Problem to solve: Every entry below should be printed exactly, without its images.

--- BEGIN ---

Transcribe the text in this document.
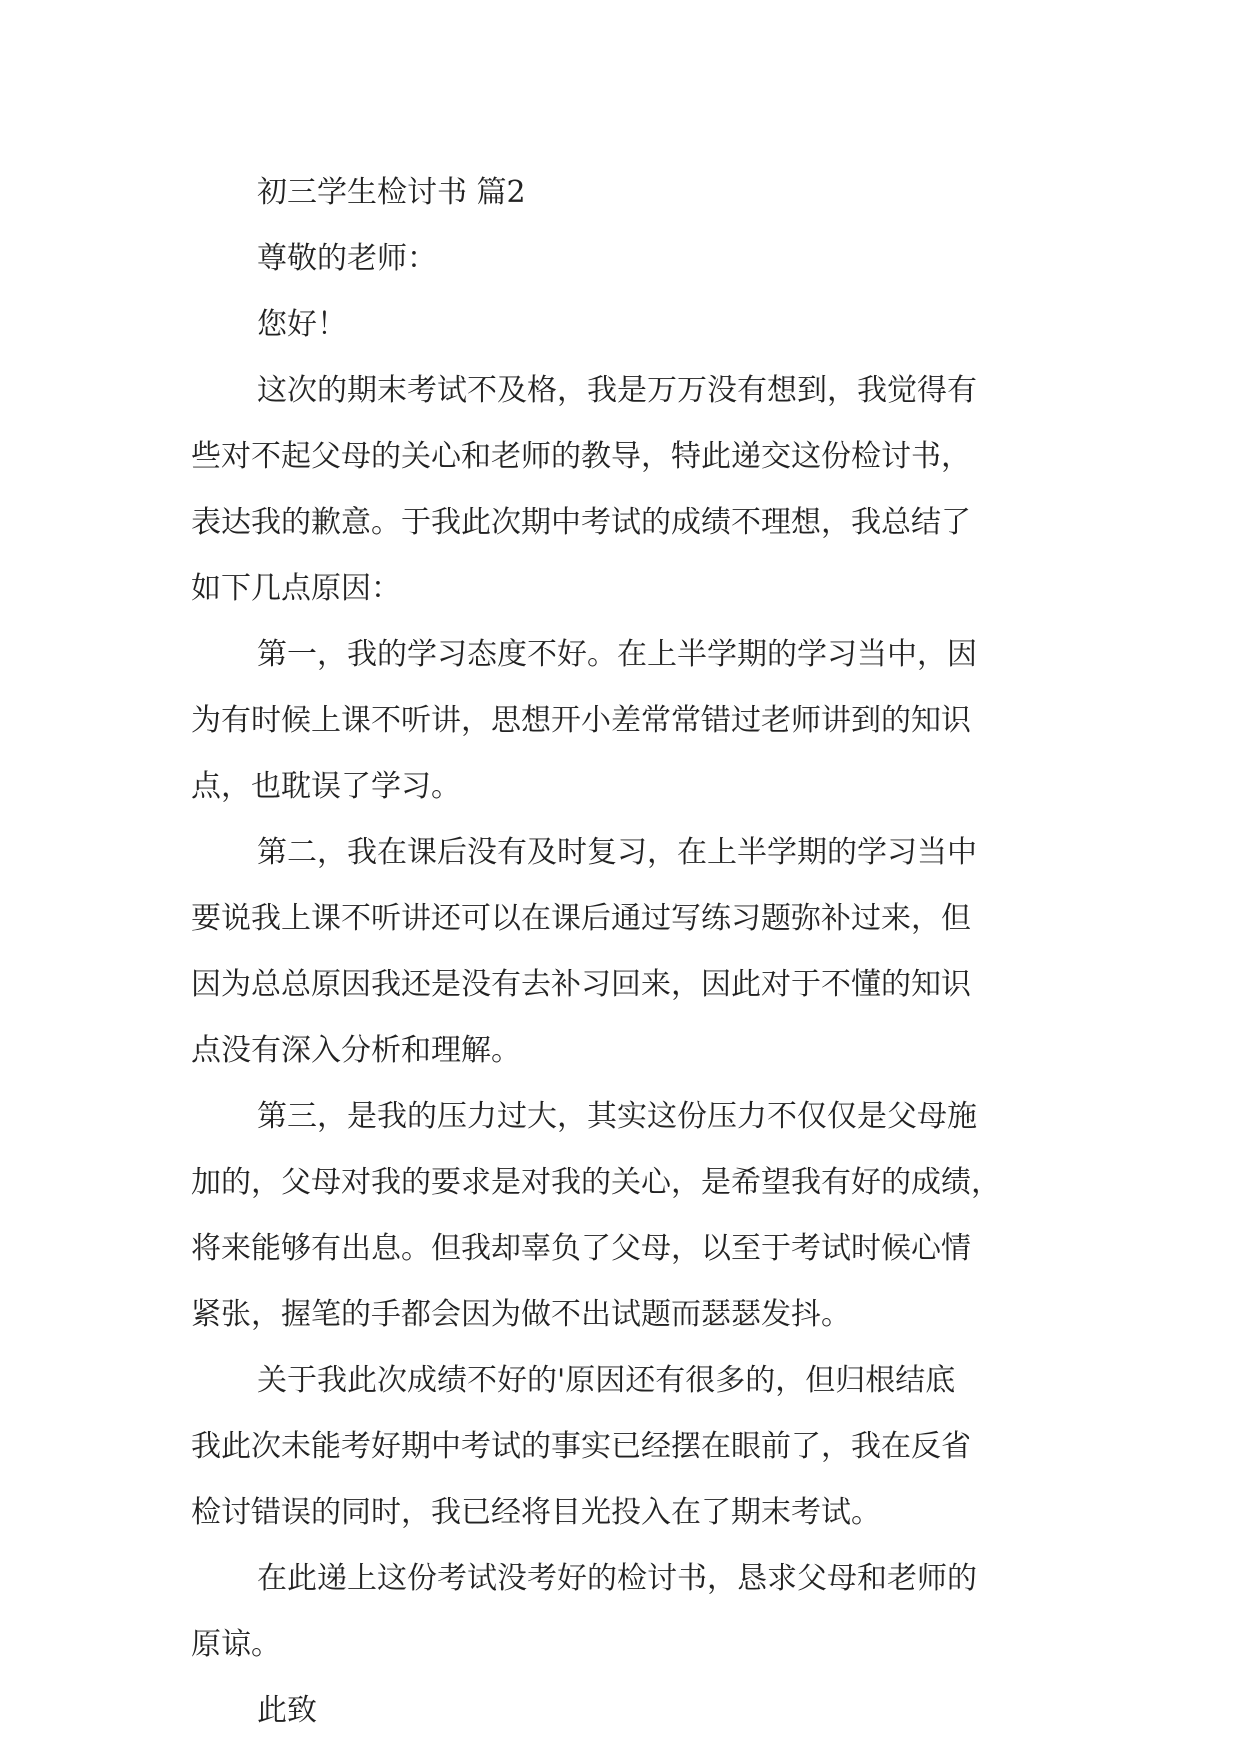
初三学生检讨书 篇2
尊敬的老师：
您好！
这次的期末考试不及格，我是万万没有想到，我觉得有
些对不起父母的关心和老师的教导，特此递交这份检讨书，
表达我的歉意。于我此次期中考试的成绩不理想，我总结了
如下几点原因：
第一，我的学习态度不好。在上半学期的学习当中，因
为有时候上课不听讲，思想开小差常常错过老师讲到的知识
点，也耽误了学习。
第二，我在课后没有及时复习，在上半学期的学习当中
要说我上课不听讲还可以在课后通过写练习题弥补过来，但
因为总总原因我还是没有去补习回来，因此对于不懂的知识
点没有深入分析和理解。
第三，是我的压力过大，其实这份压力不仅仅是父母施
加的，父母对我的要求是对我的关心，是希望我有好的成绩，
将来能够有出息。但我却辜负了父母，以至于考试时候心情
紧张，握笔的手都会因为做不出试题而瑟瑟发抖。
关于我此次成绩不好的'原因还有很多的，但归根结底
我此次未能考好期中考试的事实已经摆在眼前了，我在反省
检讨错误的同时，我已经将目光投入在了期末考试。
在此递上这份考试没考好的检讨书，恳求父母和老师的
原谅。
此致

--- END ---

Response:
Transcribe the text in this document.
初三学生检讨书 篇2
尊敬的老师：
您好！
这次的期末考试不及格，我是万万没有想到，我觉得有
些对不起父母的关心和老师的教导，特此递交这份检讨书，
表达我的歉意。于我此次期中考试的成绩不理想，我总结了
如下几点原因：
第一，我的学习态度不好。在上半学期的学习当中，因
为有时候上课不听讲，思想开小差常常错过老师讲到的知识
点，也耽误了学习。
第二，我在课后没有及时复习，在上半学期的学习当中
要说我上课不听讲还可以在课后通过写练习题弥补过来，但
因为总总原因我还是没有去补习回来，因此对于不懂的知识
点没有深入分析和理解。
第三，是我的压力过大，其实这份压力不仅仅是父母施
加的，父母对我的要求是对我的关心，是希望我有好的成绩，
将来能够有出息。但我却辜负了父母，以至于考试时候心情
紧张，握笔的手都会因为做不出试题而瑟瑟发抖。
关于我此次成绩不好的'原因还有很多的，但归根结底
我此次未能考好期中考试的事实已经摆在眼前了，我在反省
检讨错误的同时，我已经将目光投入在了期末考试。
在此递上这份考试没考好的检讨书，恳求父母和老师的
原谅。
此致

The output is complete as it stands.